Task material:
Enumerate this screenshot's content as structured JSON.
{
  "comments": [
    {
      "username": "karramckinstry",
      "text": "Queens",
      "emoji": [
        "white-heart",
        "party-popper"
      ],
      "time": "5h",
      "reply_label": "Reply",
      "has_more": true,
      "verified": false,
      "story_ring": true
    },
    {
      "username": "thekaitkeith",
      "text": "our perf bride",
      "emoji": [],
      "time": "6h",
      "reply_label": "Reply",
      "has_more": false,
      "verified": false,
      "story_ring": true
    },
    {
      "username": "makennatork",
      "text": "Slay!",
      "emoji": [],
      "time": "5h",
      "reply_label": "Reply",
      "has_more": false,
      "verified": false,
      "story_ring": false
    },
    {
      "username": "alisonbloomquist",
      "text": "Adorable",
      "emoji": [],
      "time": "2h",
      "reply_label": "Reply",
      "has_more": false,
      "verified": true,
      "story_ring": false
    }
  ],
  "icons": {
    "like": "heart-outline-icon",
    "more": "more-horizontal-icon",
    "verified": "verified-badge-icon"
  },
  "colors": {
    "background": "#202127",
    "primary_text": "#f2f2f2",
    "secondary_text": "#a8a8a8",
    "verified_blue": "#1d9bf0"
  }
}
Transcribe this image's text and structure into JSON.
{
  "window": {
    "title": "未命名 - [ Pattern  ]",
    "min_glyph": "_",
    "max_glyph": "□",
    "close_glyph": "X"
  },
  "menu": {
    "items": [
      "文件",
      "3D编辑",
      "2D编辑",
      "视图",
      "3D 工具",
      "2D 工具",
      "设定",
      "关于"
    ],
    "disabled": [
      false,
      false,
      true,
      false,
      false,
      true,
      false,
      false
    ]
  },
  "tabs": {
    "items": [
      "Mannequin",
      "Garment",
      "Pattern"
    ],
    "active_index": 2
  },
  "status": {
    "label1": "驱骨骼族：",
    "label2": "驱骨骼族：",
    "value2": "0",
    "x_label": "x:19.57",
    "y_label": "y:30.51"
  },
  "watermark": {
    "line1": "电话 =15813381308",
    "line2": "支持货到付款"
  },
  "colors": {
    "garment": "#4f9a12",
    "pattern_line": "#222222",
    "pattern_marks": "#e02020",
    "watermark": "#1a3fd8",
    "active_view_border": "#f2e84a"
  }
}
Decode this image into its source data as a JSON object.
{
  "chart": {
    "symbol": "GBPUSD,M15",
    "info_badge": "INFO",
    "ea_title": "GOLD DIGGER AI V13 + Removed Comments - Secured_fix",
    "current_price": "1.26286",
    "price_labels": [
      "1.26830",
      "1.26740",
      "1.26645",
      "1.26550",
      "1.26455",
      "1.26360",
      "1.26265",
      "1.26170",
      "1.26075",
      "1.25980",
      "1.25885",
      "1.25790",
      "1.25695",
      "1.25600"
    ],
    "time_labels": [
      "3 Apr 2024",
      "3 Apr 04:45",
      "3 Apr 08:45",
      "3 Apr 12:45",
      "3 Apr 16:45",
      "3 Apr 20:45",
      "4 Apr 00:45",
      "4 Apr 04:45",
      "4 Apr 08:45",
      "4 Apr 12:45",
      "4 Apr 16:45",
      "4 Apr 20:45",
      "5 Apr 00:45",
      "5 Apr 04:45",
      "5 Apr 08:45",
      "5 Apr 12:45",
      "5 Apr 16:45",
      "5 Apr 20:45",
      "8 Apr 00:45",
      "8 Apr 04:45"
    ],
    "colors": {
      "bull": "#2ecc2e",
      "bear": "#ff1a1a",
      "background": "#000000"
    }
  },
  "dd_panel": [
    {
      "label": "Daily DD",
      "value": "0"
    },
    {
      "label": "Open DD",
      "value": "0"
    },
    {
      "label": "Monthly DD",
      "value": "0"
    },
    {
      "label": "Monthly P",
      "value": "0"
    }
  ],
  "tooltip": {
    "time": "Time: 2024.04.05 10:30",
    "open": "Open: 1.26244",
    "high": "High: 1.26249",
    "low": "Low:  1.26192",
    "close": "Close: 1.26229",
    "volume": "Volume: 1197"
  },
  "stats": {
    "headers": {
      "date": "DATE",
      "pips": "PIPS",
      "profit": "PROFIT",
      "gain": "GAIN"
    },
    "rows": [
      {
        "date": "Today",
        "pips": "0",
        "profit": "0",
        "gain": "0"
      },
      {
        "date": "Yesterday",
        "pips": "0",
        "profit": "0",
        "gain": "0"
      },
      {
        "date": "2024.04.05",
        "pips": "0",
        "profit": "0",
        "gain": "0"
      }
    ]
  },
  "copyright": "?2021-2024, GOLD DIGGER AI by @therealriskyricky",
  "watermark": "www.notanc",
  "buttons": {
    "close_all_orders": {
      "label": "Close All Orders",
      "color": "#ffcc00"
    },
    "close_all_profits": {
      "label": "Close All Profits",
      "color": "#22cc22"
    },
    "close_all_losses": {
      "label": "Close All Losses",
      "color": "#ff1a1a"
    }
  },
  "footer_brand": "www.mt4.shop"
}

What you have to do: Among the lines of the material, find those that hold the word "this" and copy them.

Problem solution:
Enumerate this screenshot's content as structured JSON.
Transcribe this image's text and structure into JSON.
Decode this image into its source data as a JSON object.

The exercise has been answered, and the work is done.